# Given entries:

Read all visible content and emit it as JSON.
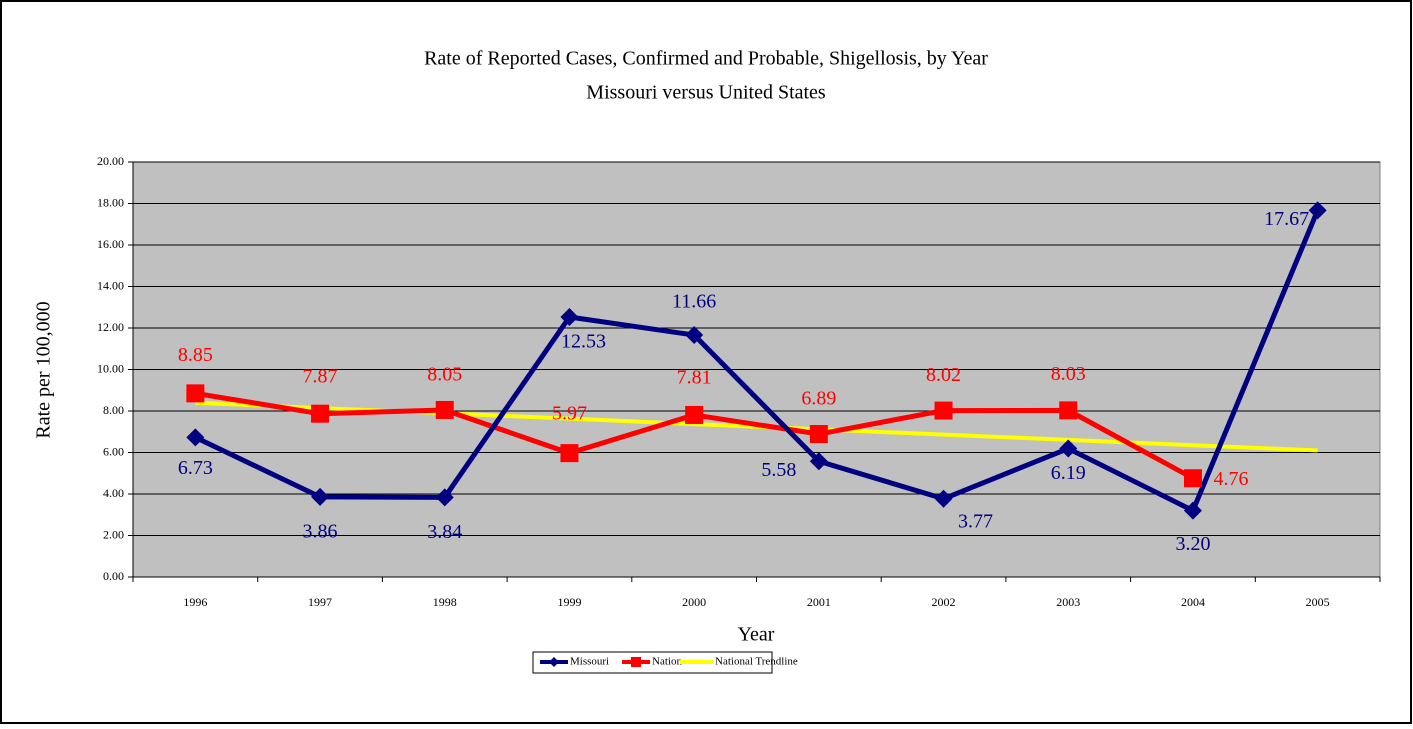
{
  "chart_data": {
    "type": "line",
    "title": "Rate of Reported Cases, Confirmed and Probable, Shigellosis, by Year",
    "subtitle": "Missouri versus United States",
    "x_label": "Year",
    "y_label": "Rate per 100,000",
    "categories": [
      "1996",
      "1997",
      "1998",
      "1999",
      "2000",
      "2001",
      "2002",
      "2003",
      "2004",
      "2005"
    ],
    "series": [
      {
        "name": "Missouri",
        "color": "#000080",
        "marker": "diamond",
        "values": [
          6.73,
          3.86,
          3.84,
          12.53,
          11.66,
          5.58,
          3.77,
          6.19,
          3.2,
          17.67
        ],
        "value_labels": [
          "6.73",
          "3.86",
          "3.84",
          "12.53",
          "11.66",
          "5.58",
          "3.77",
          "6.19",
          "3.20",
          "17.67"
        ]
      },
      {
        "name": "Nation",
        "color": "#ff0000",
        "marker": "square",
        "values": [
          8.85,
          7.87,
          8.05,
          5.97,
          7.81,
          6.89,
          8.02,
          8.03,
          4.76,
          null
        ],
        "value_labels": [
          "8.85",
          "7.87",
          "8.05",
          "5.97",
          "7.81",
          "6.89",
          "8.02",
          "8.03",
          "4.76",
          null
        ]
      },
      {
        "name": "National Trendline",
        "color": "#ffff00",
        "marker": "none",
        "values": [
          8.4,
          8.14,
          7.89,
          7.63,
          7.37,
          7.12,
          6.86,
          6.61,
          6.35,
          6.1
        ]
      }
    ],
    "ylim": [
      0,
      20
    ],
    "yticks": [
      {
        "value": 0,
        "label": "0.00"
      },
      {
        "value": 2,
        "label": "2.00"
      },
      {
        "value": 4,
        "label": "4.00"
      },
      {
        "value": 6,
        "label": "6.00"
      },
      {
        "value": 8,
        "label": "8.00"
      },
      {
        "value": 10,
        "label": "10.00"
      },
      {
        "value": 12,
        "label": "12.00"
      },
      {
        "value": 14,
        "label": "14.00"
      },
      {
        "value": 16,
        "label": "16.00"
      },
      {
        "value": 18,
        "label": "18.00"
      },
      {
        "value": 20,
        "label": "20.00"
      }
    ],
    "grid": true,
    "background": "#c0c0c0",
    "legend": "bottom"
  }
}
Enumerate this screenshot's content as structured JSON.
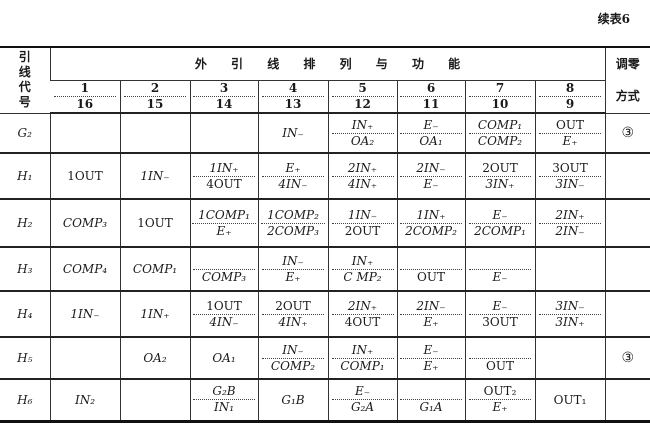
{
  "caption": "续表6",
  "header": {
    "row_label": "引线代号",
    "title": "外 引 线 排 列 与 功 能",
    "zero_label": "调零方式",
    "pins": [
      {
        "top": "1",
        "bottom": "16"
      },
      {
        "top": "2",
        "bottom": "15"
      },
      {
        "top": "3",
        "bottom": "14"
      },
      {
        "top": "4",
        "bottom": "13"
      },
      {
        "top": "5",
        "bottom": "12"
      },
      {
        "top": "6",
        "bottom": "11"
      },
      {
        "top": "7",
        "bottom": "10"
      },
      {
        "top": "8",
        "bottom": "9"
      }
    ]
  },
  "rows": [
    {
      "label": "G₂",
      "zero": "③",
      "cells": [
        {
          "t": ""
        },
        {
          "t": ""
        },
        {
          "t": ""
        },
        {
          "t": "IN₋"
        },
        {
          "top": "IN₊",
          "bottom": "OA₂"
        },
        {
          "top": "E₋",
          "bottom": "OA₁"
        },
        {
          "top": "COMP₁",
          "bottom": "COMP₂"
        },
        {
          "top": "OUT",
          "bottom": "E₊"
        }
      ]
    },
    {
      "label": "H₁",
      "zero": "",
      "cells": [
        {
          "t": "1OUT"
        },
        {
          "t": "1IN₋"
        },
        {
          "top": "1IN₊",
          "bottom": "4OUT"
        },
        {
          "top": "E₊",
          "bottom": "4IN₋"
        },
        {
          "top": "2IN₊",
          "bottom": "4IN₊"
        },
        {
          "top": "2IN₋",
          "bottom": "E₋"
        },
        {
          "top": "2OUT",
          "bottom": "3IN₊"
        },
        {
          "top": "3OUT",
          "bottom": "3IN₋"
        }
      ]
    },
    {
      "label": "H₂",
      "zero": "",
      "cells": [
        {
          "t": "COMP₃"
        },
        {
          "t": "1OUT"
        },
        {
          "top": "1COMP₁",
          "bottom": "E₊"
        },
        {
          "top": "1COMP₂",
          "bottom": "2COMP₃"
        },
        {
          "top": "1IN₋",
          "bottom": "2OUT"
        },
        {
          "top": "1IN₊",
          "bottom": "2COMP₂"
        },
        {
          "top": "E₋",
          "bottom": "2COMP₁"
        },
        {
          "top": "2IN₊",
          "bottom": "2IN₋"
        }
      ]
    },
    {
      "label": "H₃",
      "zero": "",
      "cells": [
        {
          "t": "COMP₄"
        },
        {
          "t": "COMP₁"
        },
        {
          "top": "",
          "bottom": "COMP₃"
        },
        {
          "top": "IN₋",
          "bottom": "E₊"
        },
        {
          "top": "IN₊",
          "bottom": "C MP₂"
        },
        {
          "top": "",
          "bottom": "OUT"
        },
        {
          "top": "",
          "bottom": "E₋"
        },
        {
          "t": ""
        }
      ]
    },
    {
      "label": "H₄",
      "zero": "",
      "cells": [
        {
          "t": "1IN₋"
        },
        {
          "t": "1IN₊"
        },
        {
          "top": "1OUT",
          "bottom": "4IN₋"
        },
        {
          "top": "2OUT",
          "bottom": "4IN₊"
        },
        {
          "top": "2IN₊",
          "bottom": "4OUT"
        },
        {
          "top": "2IN₋",
          "bottom": "E₊"
        },
        {
          "top": "E₋",
          "bottom": "3OUT"
        },
        {
          "top": "3IN₋",
          "bottom": "3IN₊"
        }
      ]
    },
    {
      "label": "H₅",
      "zero": "③",
      "cells": [
        {
          "t": ""
        },
        {
          "t": "OA₂"
        },
        {
          "t": "OA₁"
        },
        {
          "top": "IN₋",
          "bottom": "COMP₂"
        },
        {
          "top": "IN₊",
          "bottom": "COMP₁"
        },
        {
          "top": "E₋",
          "bottom": "E₊"
        },
        {
          "top": "",
          "bottom": "OUT"
        },
        {
          "t": ""
        }
      ]
    },
    {
      "label": "H₆",
      "zero": "",
      "cells": [
        {
          "t": "IN₂"
        },
        {
          "t": ""
        },
        {
          "top": "G₂B",
          "bottom": "IN₁"
        },
        {
          "t": "G₁B"
        },
        {
          "top": "E₋",
          "bottom": "G₂A"
        },
        {
          "top": "",
          "bottom": "G₁A"
        },
        {
          "top": "OUT₂",
          "bottom": "E₊"
        },
        {
          "t": "OUT₁"
        }
      ]
    }
  ]
}
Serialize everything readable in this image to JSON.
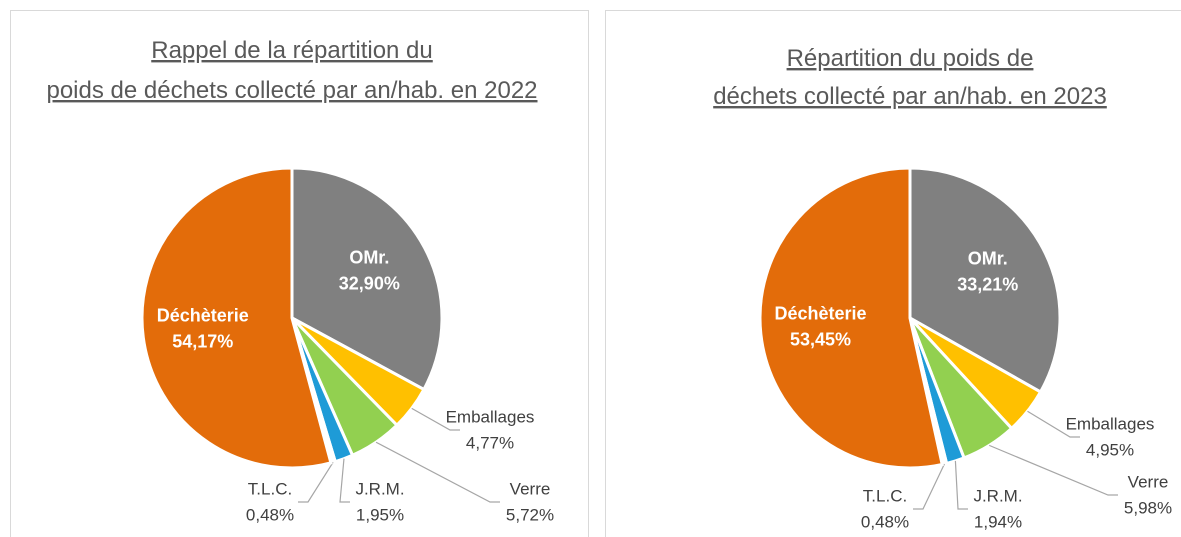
{
  "chart_data": [
    {
      "type": "pie",
      "title": "Rappel de la répartition du poids de déchets collecté par an/hab. en 2022",
      "categories": [
        "OMr.",
        "Emballages",
        "Verre",
        "J.R.M.",
        "T.L.C.",
        "Déchèterie"
      ],
      "values": [
        32.9,
        4.77,
        5.72,
        1.95,
        0.48,
        54.17
      ],
      "value_labels": [
        "32,90%",
        "4,77%",
        "5,72%",
        "1,95%",
        "0,48%",
        "54,17%"
      ],
      "colors": [
        "#808080",
        "#ffc000",
        "#92d050",
        "#1e9bd7",
        "#ffffff",
        "#e36c0a"
      ]
    },
    {
      "type": "pie",
      "title": "Répartition du poids de déchets collecté par an/hab. en 2023",
      "categories": [
        "OMr.",
        "Emballages",
        "Verre",
        "J.R.M.",
        "T.L.C.",
        "Déchèterie"
      ],
      "values": [
        33.21,
        4.95,
        5.98,
        1.94,
        0.48,
        53.45
      ],
      "value_labels": [
        "33,21%",
        "4,95%",
        "5,98%",
        "1,94%",
        "0,48%",
        "53,45%"
      ],
      "colors": [
        "#808080",
        "#ffc000",
        "#92d050",
        "#1e9bd7",
        "#ffffff",
        "#e36c0a"
      ]
    }
  ]
}
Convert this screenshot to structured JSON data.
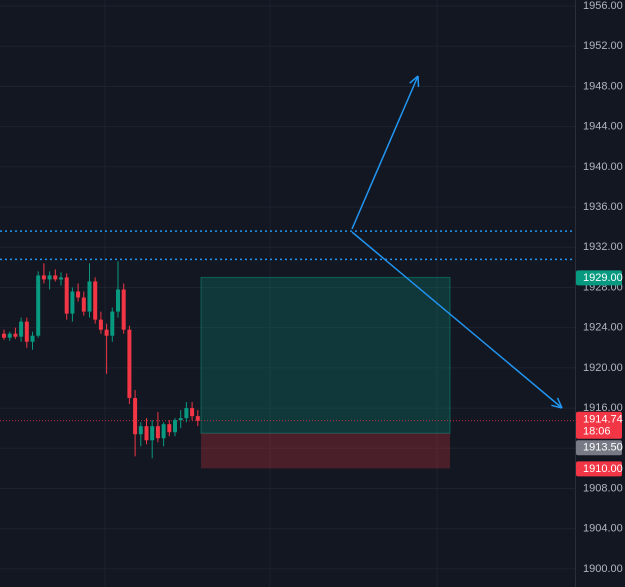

# Short exercise:
Among the lines above, how many contain the string "this"? State the number alone.

# Task answer:
3